>>>>

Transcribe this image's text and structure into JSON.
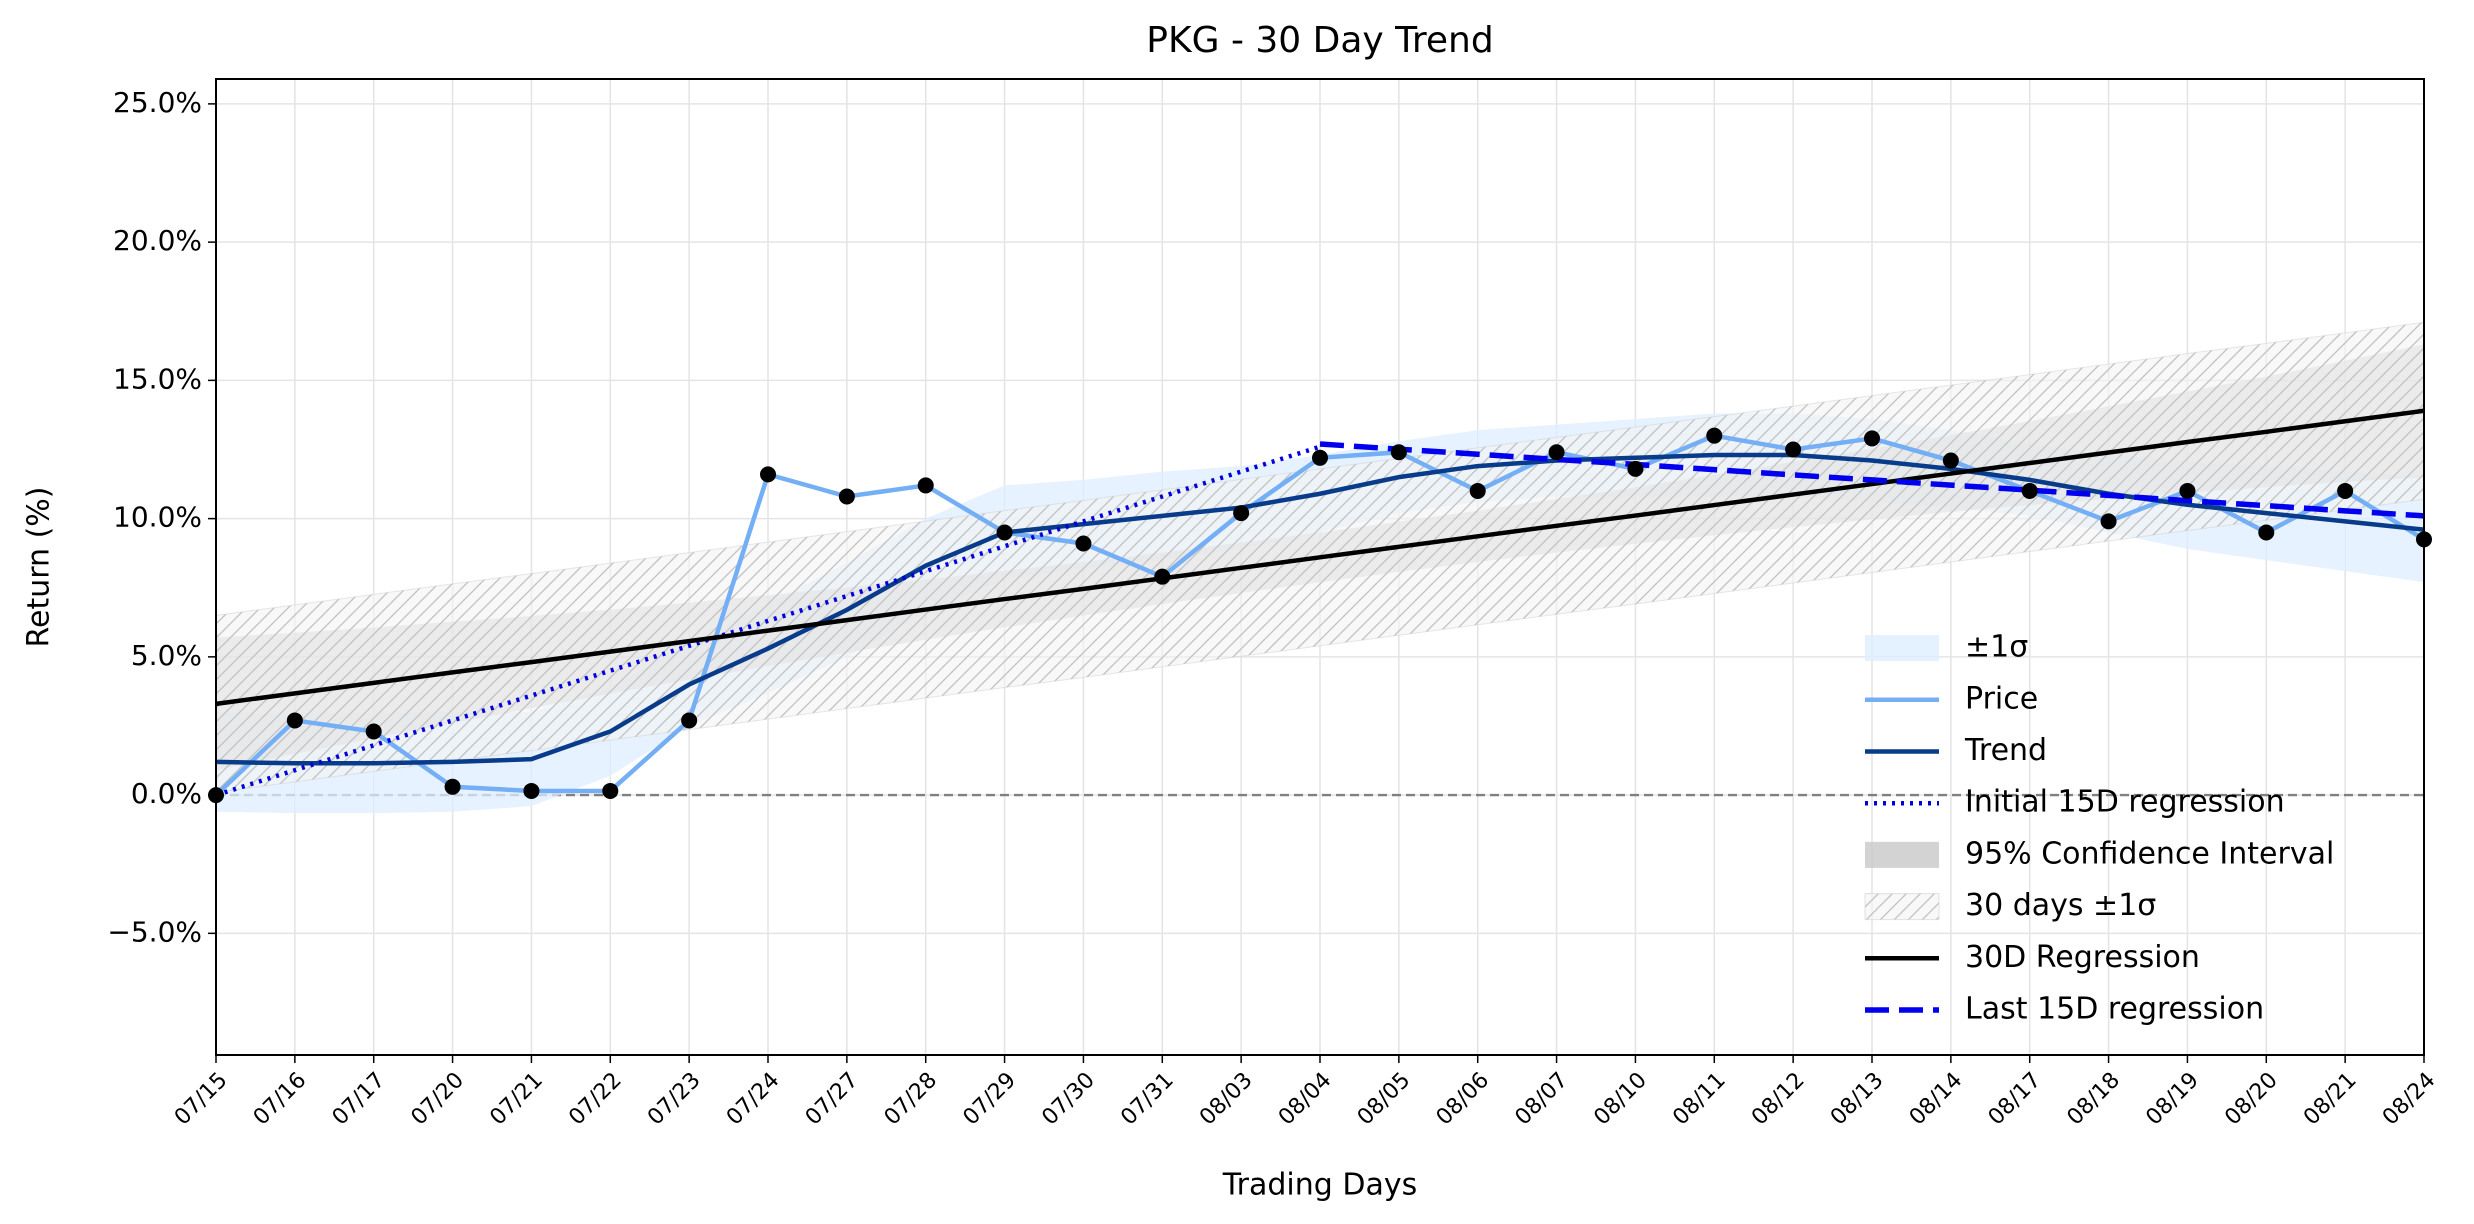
{
  "chart_data": {
    "type": "line",
    "title": "PKG - 30 Day Trend",
    "xlabel": "Trading Days",
    "ylabel": "Return (%)",
    "categories": [
      "07/15",
      "07/16",
      "07/17",
      "07/20",
      "07/21",
      "07/22",
      "07/23",
      "07/24",
      "07/27",
      "07/28",
      "07/29",
      "07/30",
      "07/31",
      "08/03",
      "08/04",
      "08/05",
      "08/06",
      "08/07",
      "08/10",
      "08/11",
      "08/12",
      "08/13",
      "08/14",
      "08/17",
      "08/18",
      "08/19",
      "08/20",
      "08/21",
      "08/24"
    ],
    "ylim": [
      -9.4,
      25.9
    ],
    "yticks": [
      {
        "value": -5,
        "label": "−5.0%"
      },
      {
        "value": 0,
        "label": "0.0%"
      },
      {
        "value": 5,
        "label": "5.0%"
      },
      {
        "value": 10,
        "label": "10.0%"
      },
      {
        "value": 15,
        "label": "15.0%"
      },
      {
        "value": 20,
        "label": "20.0%"
      },
      {
        "value": 25,
        "label": "25.0%"
      }
    ],
    "grid": true,
    "reference_line": 0,
    "legend": "lower right",
    "series": [
      {
        "name": "±1σ",
        "kind": "band",
        "color": "#ddeeff",
        "upper": [
          3.0,
          2.95,
          2.95,
          3.0,
          3.0,
          3.9,
          5.5,
          6.9,
          8.4,
          10.0,
          11.2,
          11.4,
          11.7,
          11.9,
          12.3,
          12.8,
          13.2,
          13.4,
          13.6,
          13.8,
          13.8,
          13.6,
          13.2,
          12.7,
          12.3,
          12.1,
          11.9,
          11.7,
          11.5
        ],
        "lower": [
          -0.6,
          -0.65,
          -0.65,
          -0.6,
          -0.4,
          0.7,
          2.5,
          3.7,
          5.0,
          6.6,
          7.8,
          8.2,
          8.5,
          8.9,
          9.5,
          10.2,
          10.6,
          10.8,
          10.8,
          10.8,
          10.8,
          10.6,
          10.4,
          10.1,
          9.5,
          8.9,
          8.5,
          8.1,
          7.7
        ]
      },
      {
        "name": "Price",
        "kind": "line",
        "color": "#74aef5",
        "markers": true,
        "values": [
          0,
          2.7,
          2.3,
          0.3,
          0.15,
          0.15,
          2.7,
          11.6,
          10.8,
          11.2,
          9.5,
          9.1,
          7.9,
          10.2,
          12.2,
          12.4,
          11.0,
          12.4,
          11.8,
          13.0,
          12.5,
          12.9,
          12.1,
          11.0,
          9.9,
          11.0,
          9.5,
          11.0,
          9.25
        ]
      },
      {
        "name": "Trend",
        "kind": "line",
        "color": "#083b8a",
        "values": [
          1.2,
          1.15,
          1.15,
          1.2,
          1.3,
          2.3,
          4.0,
          5.3,
          6.7,
          8.3,
          9.5,
          9.8,
          10.1,
          10.4,
          10.9,
          11.5,
          11.9,
          12.1,
          12.2,
          12.3,
          12.3,
          12.1,
          11.8,
          11.4,
          10.9,
          10.5,
          10.2,
          9.9,
          9.6
        ]
      },
      {
        "name": "Initial 15D regression",
        "kind": "line",
        "style": "dotted",
        "color": "#0000dd",
        "values": [
          0,
          0.9,
          1.8,
          2.7,
          3.6,
          4.5,
          5.4,
          6.3,
          7.2,
          8.1,
          9.0,
          9.9,
          10.8,
          11.7,
          12.6,
          null,
          null,
          null,
          null,
          null,
          null,
          null,
          null,
          null,
          null,
          null,
          null,
          null,
          null
        ]
      },
      {
        "name": "95% Confidence Interval",
        "kind": "band",
        "color": "#c8c8c8",
        "upper": [
          5.7,
          5.87,
          6.06,
          6.27,
          6.48,
          6.71,
          6.96,
          7.23,
          7.51,
          7.8,
          8.11,
          8.43,
          8.77,
          9.13,
          9.5,
          9.89,
          10.29,
          10.71,
          11.13,
          11.58,
          12.05,
          12.53,
          13.02,
          13.53,
          14.06,
          14.6,
          15.14,
          15.71,
          16.3
        ],
        "lower": [
          0.9,
          1.49,
          2.06,
          2.61,
          3.14,
          3.67,
          4.18,
          4.67,
          5.15,
          5.62,
          6.07,
          6.49,
          6.91,
          7.31,
          7.7,
          8.07,
          8.43,
          8.77,
          9.09,
          9.4,
          9.69,
          9.97,
          10.24,
          10.49,
          10.72,
          10.94,
          11.14,
          11.33,
          11.5
        ]
      },
      {
        "name": "30 days ±1σ",
        "kind": "band",
        "hatch": true,
        "color": "#d0d0d0",
        "upper": [
          6.5,
          6.88,
          7.26,
          7.64,
          8.01,
          8.39,
          8.77,
          9.15,
          9.53,
          9.91,
          10.29,
          10.66,
          11.04,
          11.42,
          11.8,
          12.18,
          12.56,
          12.94,
          13.31,
          13.69,
          14.07,
          14.45,
          14.83,
          15.21,
          15.59,
          15.97,
          16.34,
          16.72,
          17.1
        ],
        "lower": [
          0.1,
          0.48,
          0.86,
          1.24,
          1.61,
          1.99,
          2.37,
          2.75,
          3.13,
          3.51,
          3.89,
          4.26,
          4.64,
          5.02,
          5.4,
          5.78,
          6.16,
          6.54,
          6.91,
          7.29,
          7.67,
          8.05,
          8.43,
          8.81,
          9.19,
          9.57,
          9.94,
          10.32,
          10.7
        ]
      },
      {
        "name": "30D Regression",
        "kind": "line",
        "color": "#000000",
        "values": [
          3.3,
          3.68,
          4.06,
          4.44,
          4.81,
          5.19,
          5.57,
          5.95,
          6.33,
          6.71,
          7.09,
          7.46,
          7.84,
          8.22,
          8.6,
          8.98,
          9.36,
          9.74,
          10.11,
          10.49,
          10.87,
          11.25,
          11.63,
          12.01,
          12.39,
          12.77,
          13.14,
          13.52,
          13.9
        ]
      },
      {
        "name": "Last 15D regression",
        "kind": "line",
        "style": "dashed",
        "color": "#0000ee",
        "values": [
          null,
          null,
          null,
          null,
          null,
          null,
          null,
          null,
          null,
          null,
          null,
          null,
          null,
          null,
          12.7,
          12.51,
          12.33,
          12.14,
          11.96,
          11.77,
          11.58,
          11.4,
          11.21,
          11.03,
          10.84,
          10.65,
          10.47,
          10.28,
          10.1
        ]
      }
    ]
  }
}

<<<<

__STATED GOAL__: Transcribe the full listing above exactly as it stands, minus the pictures.

__RESPONSE TO THIS EXERCISE__:
Transcribe this image's text and structure into JSON.
{
  "chart_data": {
    "type": "line",
    "title": "PKG - 30 Day Trend",
    "xlabel": "Trading Days",
    "ylabel": "Return (%)",
    "categories": [
      "07/15",
      "07/16",
      "07/17",
      "07/20",
      "07/21",
      "07/22",
      "07/23",
      "07/24",
      "07/27",
      "07/28",
      "07/29",
      "07/30",
      "07/31",
      "08/03",
      "08/04",
      "08/05",
      "08/06",
      "08/07",
      "08/10",
      "08/11",
      "08/12",
      "08/13",
      "08/14",
      "08/17",
      "08/18",
      "08/19",
      "08/20",
      "08/21",
      "08/24"
    ],
    "ylim": [
      -9.4,
      25.9
    ],
    "yticks": [
      {
        "value": -5,
        "label": "−5.0%"
      },
      {
        "value": 0,
        "label": "0.0%"
      },
      {
        "value": 5,
        "label": "5.0%"
      },
      {
        "value": 10,
        "label": "10.0%"
      },
      {
        "value": 15,
        "label": "15.0%"
      },
      {
        "value": 20,
        "label": "20.0%"
      },
      {
        "value": 25,
        "label": "25.0%"
      }
    ],
    "grid": true,
    "reference_line": 0,
    "legend": "lower right",
    "series": [
      {
        "name": "±1σ",
        "kind": "band",
        "color": "#ddeeff",
        "upper": [
          3.0,
          2.95,
          2.95,
          3.0,
          3.0,
          3.9,
          5.5,
          6.9,
          8.4,
          10.0,
          11.2,
          11.4,
          11.7,
          11.9,
          12.3,
          12.8,
          13.2,
          13.4,
          13.6,
          13.8,
          13.8,
          13.6,
          13.2,
          12.7,
          12.3,
          12.1,
          11.9,
          11.7,
          11.5
        ],
        "lower": [
          -0.6,
          -0.65,
          -0.65,
          -0.6,
          -0.4,
          0.7,
          2.5,
          3.7,
          5.0,
          6.6,
          7.8,
          8.2,
          8.5,
          8.9,
          9.5,
          10.2,
          10.6,
          10.8,
          10.8,
          10.8,
          10.8,
          10.6,
          10.4,
          10.1,
          9.5,
          8.9,
          8.5,
          8.1,
          7.7
        ]
      },
      {
        "name": "Price",
        "kind": "line",
        "color": "#74aef5",
        "markers": true,
        "values": [
          0,
          2.7,
          2.3,
          0.3,
          0.15,
          0.15,
          2.7,
          11.6,
          10.8,
          11.2,
          9.5,
          9.1,
          7.9,
          10.2,
          12.2,
          12.4,
          11.0,
          12.4,
          11.8,
          13.0,
          12.5,
          12.9,
          12.1,
          11.0,
          9.9,
          11.0,
          9.5,
          11.0,
          9.25
        ]
      },
      {
        "name": "Trend",
        "kind": "line",
        "color": "#083b8a",
        "values": [
          1.2,
          1.15,
          1.15,
          1.2,
          1.3,
          2.3,
          4.0,
          5.3,
          6.7,
          8.3,
          9.5,
          9.8,
          10.1,
          10.4,
          10.9,
          11.5,
          11.9,
          12.1,
          12.2,
          12.3,
          12.3,
          12.1,
          11.8,
          11.4,
          10.9,
          10.5,
          10.2,
          9.9,
          9.6
        ]
      },
      {
        "name": "Initial 15D regression",
        "kind": "line",
        "style": "dotted",
        "color": "#0000dd",
        "values": [
          0,
          0.9,
          1.8,
          2.7,
          3.6,
          4.5,
          5.4,
          6.3,
          7.2,
          8.1,
          9.0,
          9.9,
          10.8,
          11.7,
          12.6,
          null,
          null,
          null,
          null,
          null,
          null,
          null,
          null,
          null,
          null,
          null,
          null,
          null,
          null
        ]
      },
      {
        "name": "95% Confidence Interval",
        "kind": "band",
        "color": "#c8c8c8",
        "upper": [
          5.7,
          5.87,
          6.06,
          6.27,
          6.48,
          6.71,
          6.96,
          7.23,
          7.51,
          7.8,
          8.11,
          8.43,
          8.77,
          9.13,
          9.5,
          9.89,
          10.29,
          10.71,
          11.13,
          11.58,
          12.05,
          12.53,
          13.02,
          13.53,
          14.06,
          14.6,
          15.14,
          15.71,
          16.3
        ],
        "lower": [
          0.9,
          1.49,
          2.06,
          2.61,
          3.14,
          3.67,
          4.18,
          4.67,
          5.15,
          5.62,
          6.07,
          6.49,
          6.91,
          7.31,
          7.7,
          8.07,
          8.43,
          8.77,
          9.09,
          9.4,
          9.69,
          9.97,
          10.24,
          10.49,
          10.72,
          10.94,
          11.14,
          11.33,
          11.5
        ]
      },
      {
        "name": "30 days ±1σ",
        "kind": "band",
        "hatch": true,
        "color": "#d0d0d0",
        "upper": [
          6.5,
          6.88,
          7.26,
          7.64,
          8.01,
          8.39,
          8.77,
          9.15,
          9.53,
          9.91,
          10.29,
          10.66,
          11.04,
          11.42,
          11.8,
          12.18,
          12.56,
          12.94,
          13.31,
          13.69,
          14.07,
          14.45,
          14.83,
          15.21,
          15.59,
          15.97,
          16.34,
          16.72,
          17.1
        ],
        "lower": [
          0.1,
          0.48,
          0.86,
          1.24,
          1.61,
          1.99,
          2.37,
          2.75,
          3.13,
          3.51,
          3.89,
          4.26,
          4.64,
          5.02,
          5.4,
          5.78,
          6.16,
          6.54,
          6.91,
          7.29,
          7.67,
          8.05,
          8.43,
          8.81,
          9.19,
          9.57,
          9.94,
          10.32,
          10.7
        ]
      },
      {
        "name": "30D Regression",
        "kind": "line",
        "color": "#000000",
        "values": [
          3.3,
          3.68,
          4.06,
          4.44,
          4.81,
          5.19,
          5.57,
          5.95,
          6.33,
          6.71,
          7.09,
          7.46,
          7.84,
          8.22,
          8.6,
          8.98,
          9.36,
          9.74,
          10.11,
          10.49,
          10.87,
          11.25,
          11.63,
          12.01,
          12.39,
          12.77,
          13.14,
          13.52,
          13.9
        ]
      },
      {
        "name": "Last 15D regression",
        "kind": "line",
        "style": "dashed",
        "color": "#0000ee",
        "values": [
          null,
          null,
          null,
          null,
          null,
          null,
          null,
          null,
          null,
          null,
          null,
          null,
          null,
          null,
          12.7,
          12.51,
          12.33,
          12.14,
          11.96,
          11.77,
          11.58,
          11.4,
          11.21,
          11.03,
          10.84,
          10.65,
          10.47,
          10.28,
          10.1
        ]
      }
    ]
  }
}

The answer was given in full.